All entries are to be quoted exactly; the images stay out of the copy.

-- START Records for the task --

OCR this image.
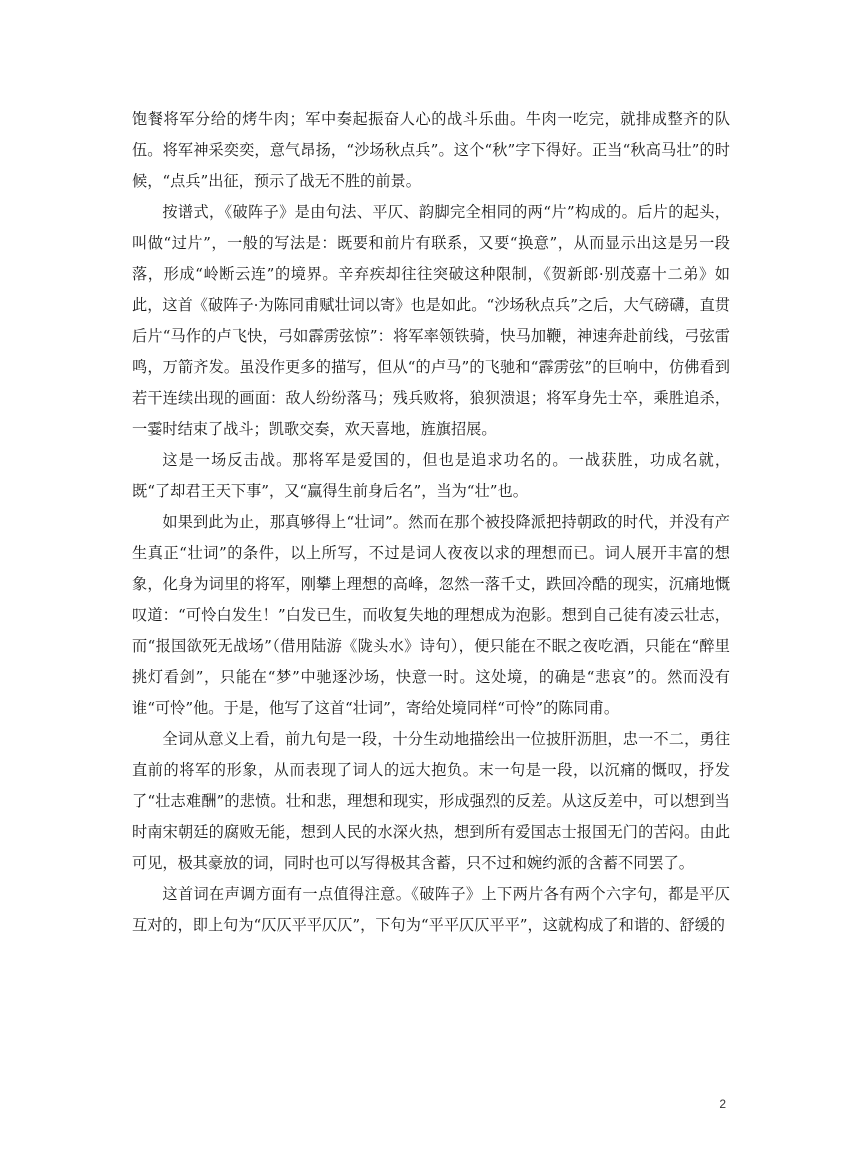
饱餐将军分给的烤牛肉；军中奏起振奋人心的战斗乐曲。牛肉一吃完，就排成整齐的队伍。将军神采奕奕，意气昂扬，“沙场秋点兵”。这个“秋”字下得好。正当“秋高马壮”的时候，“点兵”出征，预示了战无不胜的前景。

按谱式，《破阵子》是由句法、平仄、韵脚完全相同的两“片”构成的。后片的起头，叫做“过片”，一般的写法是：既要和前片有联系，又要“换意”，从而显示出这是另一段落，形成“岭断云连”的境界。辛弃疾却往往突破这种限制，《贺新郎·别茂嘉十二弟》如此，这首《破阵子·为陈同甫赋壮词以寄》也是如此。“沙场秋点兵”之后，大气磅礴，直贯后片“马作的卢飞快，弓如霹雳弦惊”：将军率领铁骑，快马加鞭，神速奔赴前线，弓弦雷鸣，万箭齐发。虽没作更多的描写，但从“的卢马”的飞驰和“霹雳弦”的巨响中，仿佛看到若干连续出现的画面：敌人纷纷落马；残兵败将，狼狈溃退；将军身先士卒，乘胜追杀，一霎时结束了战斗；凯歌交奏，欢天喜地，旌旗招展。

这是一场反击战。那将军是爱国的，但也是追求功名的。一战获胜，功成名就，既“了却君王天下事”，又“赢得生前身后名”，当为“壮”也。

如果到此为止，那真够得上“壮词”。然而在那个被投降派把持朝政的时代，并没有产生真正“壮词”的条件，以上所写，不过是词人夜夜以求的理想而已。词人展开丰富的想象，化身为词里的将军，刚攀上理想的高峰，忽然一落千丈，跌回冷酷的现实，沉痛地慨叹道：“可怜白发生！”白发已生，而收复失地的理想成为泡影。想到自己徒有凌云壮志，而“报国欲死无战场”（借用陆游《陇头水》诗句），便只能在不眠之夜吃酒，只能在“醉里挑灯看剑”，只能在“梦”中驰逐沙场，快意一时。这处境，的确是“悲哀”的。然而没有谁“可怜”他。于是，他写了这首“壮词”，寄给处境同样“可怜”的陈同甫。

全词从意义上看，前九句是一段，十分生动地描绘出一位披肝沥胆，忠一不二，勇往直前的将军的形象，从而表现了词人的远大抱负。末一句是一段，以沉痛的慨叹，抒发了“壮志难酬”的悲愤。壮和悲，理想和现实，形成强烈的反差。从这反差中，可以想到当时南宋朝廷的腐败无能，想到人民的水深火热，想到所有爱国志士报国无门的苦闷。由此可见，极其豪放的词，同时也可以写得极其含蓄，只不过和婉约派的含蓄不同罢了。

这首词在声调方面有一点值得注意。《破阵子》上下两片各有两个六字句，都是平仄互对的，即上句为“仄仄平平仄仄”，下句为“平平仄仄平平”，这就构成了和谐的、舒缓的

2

-- END Records for the task --

• _Result of the exercise_:
OCR this image.
饱餐将军分给的烤牛肉；军中奏起振奋人心的战斗乐曲。牛肉一吃完，就排成整齐的队伍。将军神采奕奕，意气昂扬，“沙场秋点兵”。这个“秋”字下得好。正当“秋高马壮”的时候，“点兵”出征，预示了战无不胜的前景。

按谱式，《破阵子》是由句法、平仄、韵脚完全相同的两“片”构成的。后片的起头，叫做“过片”，一般的写法是：既要和前片有联系，又要“换意”，从而显示出这是另一段落，形成“岭断云连”的境界。辛弃疾却往往突破这种限制，《贺新郎·别茂嘉十二弟》如此，这首《破阵子·为陈同甫赋壮词以寄》也是如此。“沙场秋点兵”之后，大气磅礴，直贯后片“马作的卢飞快，弓如霹雳弦惊”：将军率领铁骑，快马加鞭，神速奔赴前线，弓弦雷鸣，万箭齐发。虽没作更多的描写，但从“的卢马”的飞驰和“霹雳弦”的巨响中，仿佛看到若干连续出现的画面：敌人纷纷落马；残兵败将，狼狈溃退；将军身先士卒，乘胜追杀，一霎时结束了战斗；凯歌交奏，欢天喜地，旌旗招展。

这是一场反击战。那将军是爱国的，但也是追求功名的。一战获胜，功成名就，既“了却君王天下事”，又“赢得生前身后名”，当为“壮”也。

如果到此为止，那真够得上“壮词”。然而在那个被投降派把持朝政的时代，并没有产生真正“壮词”的条件，以上所写，不过是词人夜夜以求的理想而已。词人展开丰富的想象，化身为词里的将军，刚攀上理想的高峰，忽然一落千丈，跌回冷酷的现实，沉痛地慨叹道：“可怜白发生！”白发已生，而收复失地的理想成为泡影。想到自己徒有凌云壮志，而“报国欲死无战场”（借用陆游《陇头水》诗句），便只能在不眠之夜吃酒，只能在“醉里挑灯看剑”，只能在“梦”中驰逐沙场，快意一时。这处境，的确是“悲哀”的。然而没有谁“可怜”他。于是，他写了这首“壮词”，寄给处境同样“可怜”的陈同甫。

全词从意义上看，前九句是一段，十分生动地描绘出一位披肝沥胆，忠一不二，勇往直前的将军的形象，从而表现了词人的远大抱负。末一句是一段，以沉痛的慨叹，抒发了“壮志难酬”的悲愤。壮和悲，理想和现实，形成强烈的反差。从这反差中，可以想到当时南宋朝廷的腐败无能，想到人民的水深火热，想到所有爱国志士报国无门的苦闷。由此可见，极其豪放的词，同时也可以写得极其含蓄，只不过和婉约派的含蓄不同罢了。

这首词在声调方面有一点值得注意。《破阵子》上下两片各有两个六字句，都是平仄互对的，即上句为“仄仄平平仄仄”，下句为“平平仄仄平平”，这就构成了和谐的、舒缓的

2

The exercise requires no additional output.